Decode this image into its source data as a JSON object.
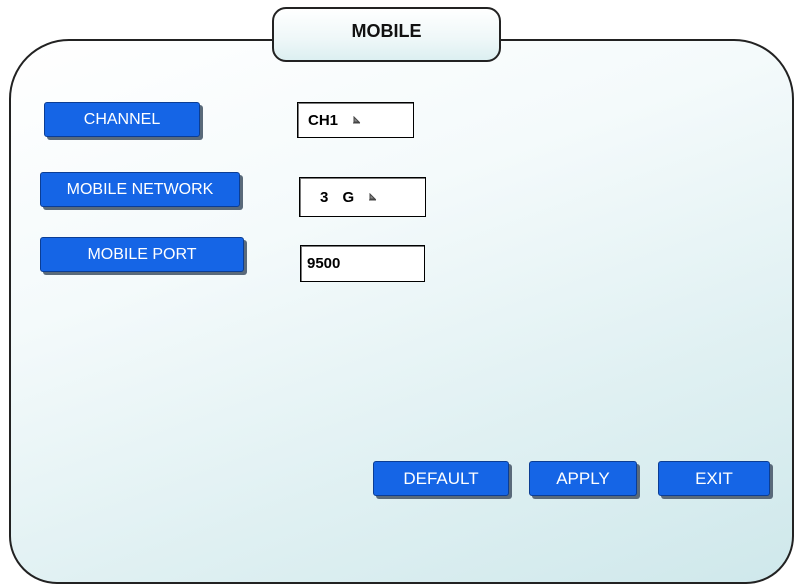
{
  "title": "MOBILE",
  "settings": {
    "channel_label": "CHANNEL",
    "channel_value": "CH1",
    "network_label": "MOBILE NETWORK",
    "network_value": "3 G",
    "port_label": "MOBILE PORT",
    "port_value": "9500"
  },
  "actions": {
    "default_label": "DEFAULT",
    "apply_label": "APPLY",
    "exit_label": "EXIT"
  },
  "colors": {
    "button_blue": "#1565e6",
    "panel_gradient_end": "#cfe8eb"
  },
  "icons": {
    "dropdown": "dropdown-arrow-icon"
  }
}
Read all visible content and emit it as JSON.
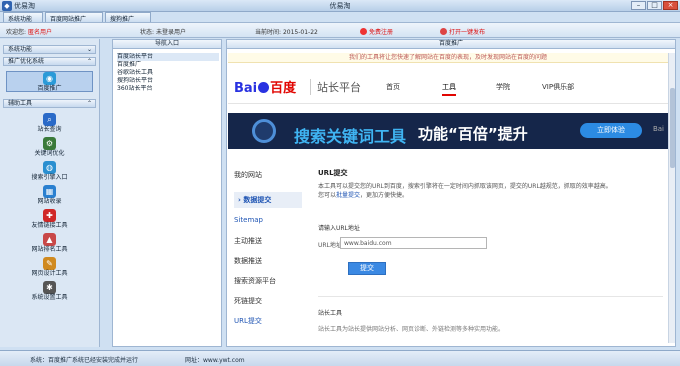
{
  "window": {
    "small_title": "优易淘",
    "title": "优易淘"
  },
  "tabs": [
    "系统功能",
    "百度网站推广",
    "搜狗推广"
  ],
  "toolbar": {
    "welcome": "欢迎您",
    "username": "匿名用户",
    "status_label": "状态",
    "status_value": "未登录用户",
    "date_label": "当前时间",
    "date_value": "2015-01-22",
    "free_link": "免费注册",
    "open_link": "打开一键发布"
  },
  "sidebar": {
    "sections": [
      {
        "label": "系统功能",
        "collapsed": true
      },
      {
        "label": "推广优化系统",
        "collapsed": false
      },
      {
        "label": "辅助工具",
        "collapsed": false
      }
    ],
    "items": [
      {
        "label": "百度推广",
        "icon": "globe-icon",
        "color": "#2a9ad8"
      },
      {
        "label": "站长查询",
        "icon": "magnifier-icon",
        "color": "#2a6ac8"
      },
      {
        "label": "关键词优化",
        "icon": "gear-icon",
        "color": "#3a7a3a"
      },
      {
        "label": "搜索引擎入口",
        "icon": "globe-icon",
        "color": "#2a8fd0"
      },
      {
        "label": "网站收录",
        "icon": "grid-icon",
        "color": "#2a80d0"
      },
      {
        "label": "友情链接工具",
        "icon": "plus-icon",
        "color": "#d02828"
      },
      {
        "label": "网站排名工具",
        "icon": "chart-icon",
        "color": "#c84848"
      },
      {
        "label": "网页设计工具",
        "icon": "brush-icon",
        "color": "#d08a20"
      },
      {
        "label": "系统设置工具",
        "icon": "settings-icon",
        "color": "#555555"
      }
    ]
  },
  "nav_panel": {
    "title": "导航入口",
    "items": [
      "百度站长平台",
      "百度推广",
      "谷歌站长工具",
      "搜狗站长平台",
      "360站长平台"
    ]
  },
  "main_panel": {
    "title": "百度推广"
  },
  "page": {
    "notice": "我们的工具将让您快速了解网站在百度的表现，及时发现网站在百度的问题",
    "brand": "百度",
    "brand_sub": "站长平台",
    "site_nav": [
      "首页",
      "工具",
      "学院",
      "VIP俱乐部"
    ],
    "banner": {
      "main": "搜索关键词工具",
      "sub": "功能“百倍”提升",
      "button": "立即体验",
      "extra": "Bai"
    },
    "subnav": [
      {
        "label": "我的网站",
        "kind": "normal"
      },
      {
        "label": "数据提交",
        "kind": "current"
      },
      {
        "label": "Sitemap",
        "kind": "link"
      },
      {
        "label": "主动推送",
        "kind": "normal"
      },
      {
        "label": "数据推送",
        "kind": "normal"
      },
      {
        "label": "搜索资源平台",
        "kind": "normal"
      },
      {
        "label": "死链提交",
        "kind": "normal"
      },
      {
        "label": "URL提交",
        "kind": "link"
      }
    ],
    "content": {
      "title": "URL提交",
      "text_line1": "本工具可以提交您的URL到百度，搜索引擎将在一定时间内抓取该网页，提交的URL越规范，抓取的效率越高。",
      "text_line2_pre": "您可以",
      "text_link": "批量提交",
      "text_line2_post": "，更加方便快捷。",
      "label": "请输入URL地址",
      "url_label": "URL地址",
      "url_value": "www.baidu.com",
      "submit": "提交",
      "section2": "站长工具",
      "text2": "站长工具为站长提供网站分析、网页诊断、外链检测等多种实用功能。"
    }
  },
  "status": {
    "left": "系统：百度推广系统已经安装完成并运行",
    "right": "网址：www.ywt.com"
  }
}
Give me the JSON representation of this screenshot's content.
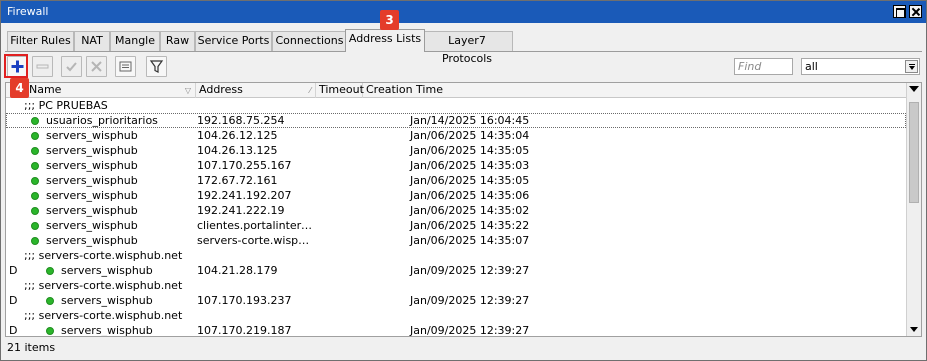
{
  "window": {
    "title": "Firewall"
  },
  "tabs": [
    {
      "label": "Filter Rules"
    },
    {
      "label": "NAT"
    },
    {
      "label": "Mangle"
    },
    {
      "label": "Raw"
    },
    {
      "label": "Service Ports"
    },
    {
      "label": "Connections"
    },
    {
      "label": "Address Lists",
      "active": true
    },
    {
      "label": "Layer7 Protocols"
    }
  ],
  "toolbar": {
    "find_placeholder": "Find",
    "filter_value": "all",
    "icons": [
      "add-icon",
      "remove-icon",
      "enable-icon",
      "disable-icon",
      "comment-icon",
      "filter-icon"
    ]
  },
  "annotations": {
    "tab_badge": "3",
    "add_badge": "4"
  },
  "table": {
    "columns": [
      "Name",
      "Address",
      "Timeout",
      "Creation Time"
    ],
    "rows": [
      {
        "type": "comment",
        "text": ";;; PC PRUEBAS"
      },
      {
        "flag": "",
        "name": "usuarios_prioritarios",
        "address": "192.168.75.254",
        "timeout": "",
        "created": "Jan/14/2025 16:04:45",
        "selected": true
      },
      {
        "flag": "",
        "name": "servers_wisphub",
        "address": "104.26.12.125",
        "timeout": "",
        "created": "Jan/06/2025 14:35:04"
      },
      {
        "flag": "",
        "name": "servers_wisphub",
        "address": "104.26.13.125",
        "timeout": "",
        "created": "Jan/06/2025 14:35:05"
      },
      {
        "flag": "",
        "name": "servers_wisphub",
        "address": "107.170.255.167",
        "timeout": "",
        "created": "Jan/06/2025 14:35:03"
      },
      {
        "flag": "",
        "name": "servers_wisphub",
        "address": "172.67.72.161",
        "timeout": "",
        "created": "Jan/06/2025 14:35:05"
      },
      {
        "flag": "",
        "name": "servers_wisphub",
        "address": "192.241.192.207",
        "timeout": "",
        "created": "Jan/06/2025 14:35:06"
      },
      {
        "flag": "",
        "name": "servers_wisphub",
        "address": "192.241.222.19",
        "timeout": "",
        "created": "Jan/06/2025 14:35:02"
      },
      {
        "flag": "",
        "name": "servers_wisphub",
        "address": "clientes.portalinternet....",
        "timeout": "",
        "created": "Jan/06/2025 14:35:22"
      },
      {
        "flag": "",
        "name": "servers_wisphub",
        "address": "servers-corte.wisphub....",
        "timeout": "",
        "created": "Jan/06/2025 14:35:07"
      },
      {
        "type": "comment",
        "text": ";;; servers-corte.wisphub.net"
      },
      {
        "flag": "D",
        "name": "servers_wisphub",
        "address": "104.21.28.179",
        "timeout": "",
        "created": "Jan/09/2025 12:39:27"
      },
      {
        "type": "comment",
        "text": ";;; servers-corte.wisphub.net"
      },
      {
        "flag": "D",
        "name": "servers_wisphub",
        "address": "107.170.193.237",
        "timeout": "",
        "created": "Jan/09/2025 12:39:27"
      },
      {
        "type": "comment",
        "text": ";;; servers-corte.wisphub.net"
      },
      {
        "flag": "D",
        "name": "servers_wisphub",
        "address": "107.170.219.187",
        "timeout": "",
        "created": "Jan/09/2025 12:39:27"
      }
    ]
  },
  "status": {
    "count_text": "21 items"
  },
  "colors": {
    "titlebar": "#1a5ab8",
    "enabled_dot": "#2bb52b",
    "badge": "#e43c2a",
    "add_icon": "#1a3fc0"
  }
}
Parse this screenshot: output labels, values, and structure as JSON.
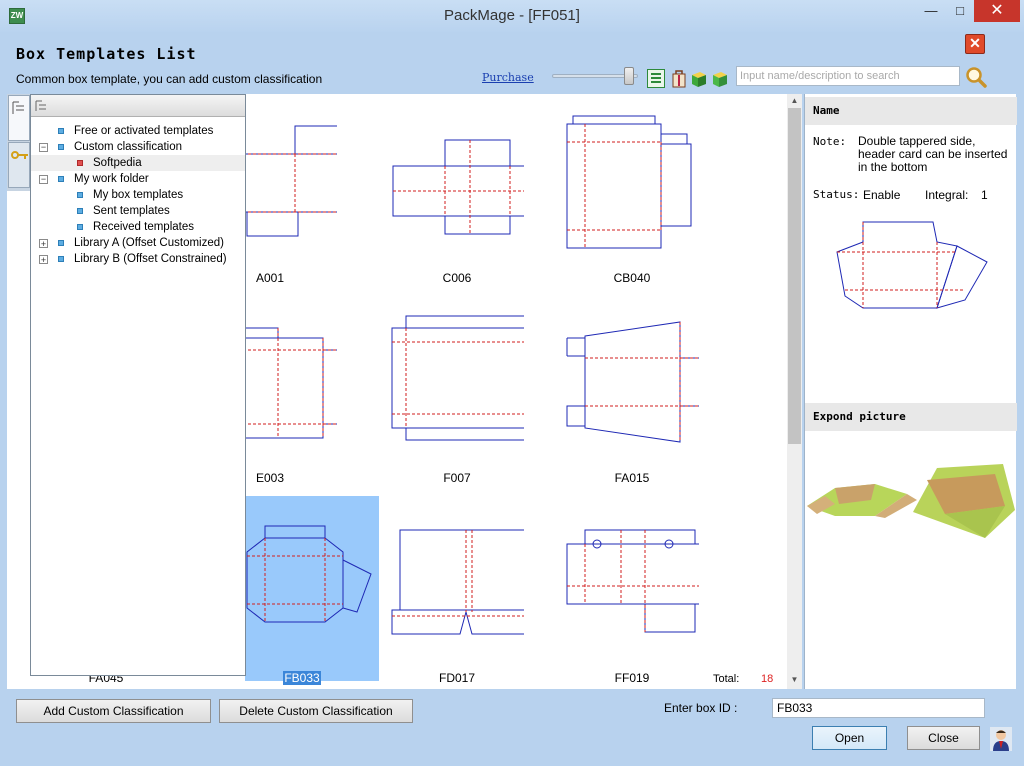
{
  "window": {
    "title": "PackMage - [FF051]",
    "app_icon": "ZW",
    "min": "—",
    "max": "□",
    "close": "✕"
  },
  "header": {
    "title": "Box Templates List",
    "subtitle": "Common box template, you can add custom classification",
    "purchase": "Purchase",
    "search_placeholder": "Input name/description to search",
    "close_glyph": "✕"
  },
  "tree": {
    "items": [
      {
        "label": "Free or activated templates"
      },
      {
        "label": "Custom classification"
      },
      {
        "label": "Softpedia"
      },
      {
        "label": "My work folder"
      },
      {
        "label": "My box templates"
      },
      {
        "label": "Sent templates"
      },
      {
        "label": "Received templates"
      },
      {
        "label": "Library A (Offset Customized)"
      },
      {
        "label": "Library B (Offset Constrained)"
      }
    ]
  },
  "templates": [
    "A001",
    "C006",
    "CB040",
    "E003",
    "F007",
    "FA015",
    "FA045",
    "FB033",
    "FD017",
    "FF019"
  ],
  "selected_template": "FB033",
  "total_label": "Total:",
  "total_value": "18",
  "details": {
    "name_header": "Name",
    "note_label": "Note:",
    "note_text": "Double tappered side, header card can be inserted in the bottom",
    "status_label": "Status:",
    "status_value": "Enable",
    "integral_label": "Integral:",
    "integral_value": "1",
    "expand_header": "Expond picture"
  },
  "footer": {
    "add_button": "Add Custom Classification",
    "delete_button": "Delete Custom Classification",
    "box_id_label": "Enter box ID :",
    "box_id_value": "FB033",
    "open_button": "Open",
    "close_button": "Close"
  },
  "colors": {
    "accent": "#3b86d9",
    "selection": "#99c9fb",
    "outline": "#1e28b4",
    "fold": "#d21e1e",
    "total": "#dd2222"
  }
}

• • • • •

▸ **Exercise task**
Say how many lines above hold the word "true", giving only the count.

▸ **Right answer**
3